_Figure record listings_
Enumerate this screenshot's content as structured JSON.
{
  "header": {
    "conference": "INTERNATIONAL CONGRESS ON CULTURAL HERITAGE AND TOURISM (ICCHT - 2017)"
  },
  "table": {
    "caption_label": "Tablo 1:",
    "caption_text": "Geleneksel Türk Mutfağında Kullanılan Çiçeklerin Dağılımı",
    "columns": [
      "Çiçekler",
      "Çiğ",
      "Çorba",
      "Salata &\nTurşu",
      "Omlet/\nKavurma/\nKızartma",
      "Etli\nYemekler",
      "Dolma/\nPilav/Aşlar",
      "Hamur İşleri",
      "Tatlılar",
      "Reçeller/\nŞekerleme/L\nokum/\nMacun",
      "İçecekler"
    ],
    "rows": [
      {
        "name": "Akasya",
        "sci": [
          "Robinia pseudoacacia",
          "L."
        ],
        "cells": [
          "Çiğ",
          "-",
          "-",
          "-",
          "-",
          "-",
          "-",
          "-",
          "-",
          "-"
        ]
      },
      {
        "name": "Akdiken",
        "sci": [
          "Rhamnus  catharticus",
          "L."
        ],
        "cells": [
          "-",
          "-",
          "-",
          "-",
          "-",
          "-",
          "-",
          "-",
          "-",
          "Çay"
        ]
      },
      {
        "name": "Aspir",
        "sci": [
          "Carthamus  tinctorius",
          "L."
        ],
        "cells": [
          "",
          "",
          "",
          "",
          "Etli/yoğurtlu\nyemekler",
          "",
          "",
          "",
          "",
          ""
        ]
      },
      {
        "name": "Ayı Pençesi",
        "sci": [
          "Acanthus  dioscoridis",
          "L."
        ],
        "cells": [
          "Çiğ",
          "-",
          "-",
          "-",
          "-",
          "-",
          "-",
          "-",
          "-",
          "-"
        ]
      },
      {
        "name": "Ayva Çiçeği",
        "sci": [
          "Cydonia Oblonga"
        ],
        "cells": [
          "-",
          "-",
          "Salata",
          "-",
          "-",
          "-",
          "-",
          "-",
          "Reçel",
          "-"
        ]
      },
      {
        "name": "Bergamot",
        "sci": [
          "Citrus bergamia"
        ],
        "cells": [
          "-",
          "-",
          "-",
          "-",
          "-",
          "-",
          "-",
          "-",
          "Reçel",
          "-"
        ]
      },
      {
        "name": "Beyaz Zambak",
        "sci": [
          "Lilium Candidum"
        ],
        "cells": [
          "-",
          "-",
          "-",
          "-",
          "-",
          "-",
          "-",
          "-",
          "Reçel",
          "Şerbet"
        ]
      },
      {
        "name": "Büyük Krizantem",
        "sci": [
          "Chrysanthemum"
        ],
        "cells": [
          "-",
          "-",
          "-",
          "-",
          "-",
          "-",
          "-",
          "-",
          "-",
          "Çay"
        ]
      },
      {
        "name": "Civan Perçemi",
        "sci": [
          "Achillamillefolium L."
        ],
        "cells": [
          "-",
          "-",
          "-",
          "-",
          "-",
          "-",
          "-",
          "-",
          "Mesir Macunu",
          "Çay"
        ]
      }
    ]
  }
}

_WHAT IS BEING ASKED_
Without omitting anything, output the entries exactly.

_OUTPUT BELOW_
Enumerate this screenshot's content as structured JSON.
{
  "header": {
    "conference": "INTERNATIONAL CONGRESS ON CULTURAL HERITAGE AND TOURISM (ICCHT - 2017)"
  },
  "table": {
    "caption_label": "Tablo 1:",
    "caption_text": "Geleneksel Türk Mutfağında Kullanılan Çiçeklerin Dağılımı",
    "columns": [
      "Çiçekler",
      "Çiğ",
      "Çorba",
      "Salata &\nTurşu",
      "Omlet/\nKavurma/\nKızartma",
      "Etli\nYemekler",
      "Dolma/\nPilav/Aşlar",
      "Hamur İşleri",
      "Tatlılar",
      "Reçeller/\nŞekerleme/L\nokum/\nMacun",
      "İçecekler"
    ],
    "rows": [
      {
        "name": "Akasya",
        "sci": [
          "Robinia pseudoacacia",
          "L."
        ],
        "cells": [
          "Çiğ",
          "-",
          "-",
          "-",
          "-",
          "-",
          "-",
          "-",
          "-",
          "-"
        ]
      },
      {
        "name": "Akdiken",
        "sci": [
          "Rhamnus  catharticus",
          "L."
        ],
        "cells": [
          "-",
          "-",
          "-",
          "-",
          "-",
          "-",
          "-",
          "-",
          "-",
          "Çay"
        ]
      },
      {
        "name": "Aspir",
        "sci": [
          "Carthamus  tinctorius",
          "L."
        ],
        "cells": [
          "",
          "",
          "",
          "",
          "Etli/yoğurtlu\nyemekler",
          "",
          "",
          "",
          "",
          ""
        ]
      },
      {
        "name": "Ayı Pençesi",
        "sci": [
          "Acanthus  dioscoridis",
          "L."
        ],
        "cells": [
          "Çiğ",
          "-",
          "-",
          "-",
          "-",
          "-",
          "-",
          "-",
          "-",
          "-"
        ]
      },
      {
        "name": "Ayva Çiçeği",
        "sci": [
          "Cydonia Oblonga"
        ],
        "cells": [
          "-",
          "-",
          "Salata",
          "-",
          "-",
          "-",
          "-",
          "-",
          "Reçel",
          "-"
        ]
      },
      {
        "name": "Bergamot",
        "sci": [
          "Citrus bergamia"
        ],
        "cells": [
          "-",
          "-",
          "-",
          "-",
          "-",
          "-",
          "-",
          "-",
          "Reçel",
          "-"
        ]
      },
      {
        "name": "Beyaz Zambak",
        "sci": [
          "Lilium Candidum"
        ],
        "cells": [
          "-",
          "-",
          "-",
          "-",
          "-",
          "-",
          "-",
          "-",
          "Reçel",
          "Şerbet"
        ]
      },
      {
        "name": "Büyük Krizantem",
        "sci": [
          "Chrysanthemum"
        ],
        "cells": [
          "-",
          "-",
          "-",
          "-",
          "-",
          "-",
          "-",
          "-",
          "-",
          "Çay"
        ]
      },
      {
        "name": "Civan Perçemi",
        "sci": [
          "Achillamillefolium L."
        ],
        "cells": [
          "-",
          "-",
          "-",
          "-",
          "-",
          "-",
          "-",
          "-",
          "Mesir Macunu",
          "Çay"
        ]
      }
    ]
  }
}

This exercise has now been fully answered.